JOB >> Print every record below exactly as written.

DATA PROVIDED >>
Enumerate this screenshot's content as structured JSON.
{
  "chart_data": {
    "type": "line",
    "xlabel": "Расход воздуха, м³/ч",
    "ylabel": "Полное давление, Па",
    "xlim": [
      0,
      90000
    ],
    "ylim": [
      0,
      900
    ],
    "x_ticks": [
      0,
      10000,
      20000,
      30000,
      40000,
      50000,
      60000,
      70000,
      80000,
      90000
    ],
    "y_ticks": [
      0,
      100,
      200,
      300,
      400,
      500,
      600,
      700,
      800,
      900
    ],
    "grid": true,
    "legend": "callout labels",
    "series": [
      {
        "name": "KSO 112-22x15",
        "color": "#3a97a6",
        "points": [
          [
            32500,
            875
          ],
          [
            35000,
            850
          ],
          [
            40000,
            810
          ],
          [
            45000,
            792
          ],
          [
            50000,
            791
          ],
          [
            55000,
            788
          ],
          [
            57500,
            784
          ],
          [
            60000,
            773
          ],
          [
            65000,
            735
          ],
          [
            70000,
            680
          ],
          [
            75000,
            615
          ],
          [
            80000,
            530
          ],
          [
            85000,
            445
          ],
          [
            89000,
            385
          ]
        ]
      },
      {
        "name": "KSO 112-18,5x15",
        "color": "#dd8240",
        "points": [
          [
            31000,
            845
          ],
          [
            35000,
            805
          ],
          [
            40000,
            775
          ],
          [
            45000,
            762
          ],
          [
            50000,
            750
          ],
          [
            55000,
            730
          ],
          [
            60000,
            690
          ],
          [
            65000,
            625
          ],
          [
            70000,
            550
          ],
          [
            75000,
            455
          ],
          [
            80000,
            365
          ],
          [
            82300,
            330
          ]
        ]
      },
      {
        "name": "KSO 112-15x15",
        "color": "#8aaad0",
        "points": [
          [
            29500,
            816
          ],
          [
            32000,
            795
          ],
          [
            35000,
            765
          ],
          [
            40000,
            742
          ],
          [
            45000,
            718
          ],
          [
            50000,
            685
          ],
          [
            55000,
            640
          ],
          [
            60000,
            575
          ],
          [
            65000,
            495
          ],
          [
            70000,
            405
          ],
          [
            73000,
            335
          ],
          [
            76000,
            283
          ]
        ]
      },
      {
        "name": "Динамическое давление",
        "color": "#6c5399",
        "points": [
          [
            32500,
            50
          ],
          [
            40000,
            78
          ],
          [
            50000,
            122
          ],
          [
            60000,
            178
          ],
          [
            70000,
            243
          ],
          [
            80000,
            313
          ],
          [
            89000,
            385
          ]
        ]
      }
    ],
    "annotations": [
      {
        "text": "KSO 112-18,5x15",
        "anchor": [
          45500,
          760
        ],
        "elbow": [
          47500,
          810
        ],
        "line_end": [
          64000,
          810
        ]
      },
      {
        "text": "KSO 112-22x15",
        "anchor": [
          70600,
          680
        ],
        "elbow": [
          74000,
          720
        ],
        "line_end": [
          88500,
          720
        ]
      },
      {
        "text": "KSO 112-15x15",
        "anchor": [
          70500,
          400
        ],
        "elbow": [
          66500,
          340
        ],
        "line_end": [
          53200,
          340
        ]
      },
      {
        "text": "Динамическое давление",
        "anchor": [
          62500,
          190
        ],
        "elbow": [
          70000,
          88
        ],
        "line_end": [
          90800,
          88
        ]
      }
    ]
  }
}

PROBLEM SOLUTION >>
Enumerate this screenshot's content as structured JSON.
{
  "chart_data": {
    "type": "line",
    "xlabel": "Расход воздуха, м³/ч",
    "ylabel": "Полное давление, Па",
    "xlim": [
      0,
      90000
    ],
    "ylim": [
      0,
      900
    ],
    "x_ticks": [
      0,
      10000,
      20000,
      30000,
      40000,
      50000,
      60000,
      70000,
      80000,
      90000
    ],
    "y_ticks": [
      0,
      100,
      200,
      300,
      400,
      500,
      600,
      700,
      800,
      900
    ],
    "grid": true,
    "legend": "callout labels",
    "series": [
      {
        "name": "KSO 112-22x15",
        "color": "#3a97a6",
        "points": [
          [
            32500,
            875
          ],
          [
            35000,
            850
          ],
          [
            40000,
            810
          ],
          [
            45000,
            792
          ],
          [
            50000,
            791
          ],
          [
            55000,
            788
          ],
          [
            57500,
            784
          ],
          [
            60000,
            773
          ],
          [
            65000,
            735
          ],
          [
            70000,
            680
          ],
          [
            75000,
            615
          ],
          [
            80000,
            530
          ],
          [
            85000,
            445
          ],
          [
            89000,
            385
          ]
        ]
      },
      {
        "name": "KSO 112-18,5x15",
        "color": "#dd8240",
        "points": [
          [
            31000,
            845
          ],
          [
            35000,
            805
          ],
          [
            40000,
            775
          ],
          [
            45000,
            762
          ],
          [
            50000,
            750
          ],
          [
            55000,
            730
          ],
          [
            60000,
            690
          ],
          [
            65000,
            625
          ],
          [
            70000,
            550
          ],
          [
            75000,
            455
          ],
          [
            80000,
            365
          ],
          [
            82300,
            330
          ]
        ]
      },
      {
        "name": "KSO 112-15x15",
        "color": "#8aaad0",
        "points": [
          [
            29500,
            816
          ],
          [
            32000,
            795
          ],
          [
            35000,
            765
          ],
          [
            40000,
            742
          ],
          [
            45000,
            718
          ],
          [
            50000,
            685
          ],
          [
            55000,
            640
          ],
          [
            60000,
            575
          ],
          [
            65000,
            495
          ],
          [
            70000,
            405
          ],
          [
            73000,
            335
          ],
          [
            76000,
            283
          ]
        ]
      },
      {
        "name": "Динамическое давление",
        "color": "#6c5399",
        "points": [
          [
            32500,
            50
          ],
          [
            40000,
            78
          ],
          [
            50000,
            122
          ],
          [
            60000,
            178
          ],
          [
            70000,
            243
          ],
          [
            80000,
            313
          ],
          [
            89000,
            385
          ]
        ]
      }
    ],
    "annotations": [
      {
        "text": "KSO 112-18,5x15",
        "anchor": [
          45500,
          760
        ],
        "elbow": [
          47500,
          810
        ],
        "line_end": [
          64000,
          810
        ]
      },
      {
        "text": "KSO 112-22x15",
        "anchor": [
          70600,
          680
        ],
        "elbow": [
          74000,
          720
        ],
        "line_end": [
          88500,
          720
        ]
      },
      {
        "text": "KSO 112-15x15",
        "anchor": [
          70500,
          400
        ],
        "elbow": [
          66500,
          340
        ],
        "line_end": [
          53200,
          340
        ]
      },
      {
        "text": "Динамическое давление",
        "anchor": [
          62500,
          190
        ],
        "elbow": [
          70000,
          88
        ],
        "line_end": [
          90800,
          88
        ]
      }
    ]
  }
}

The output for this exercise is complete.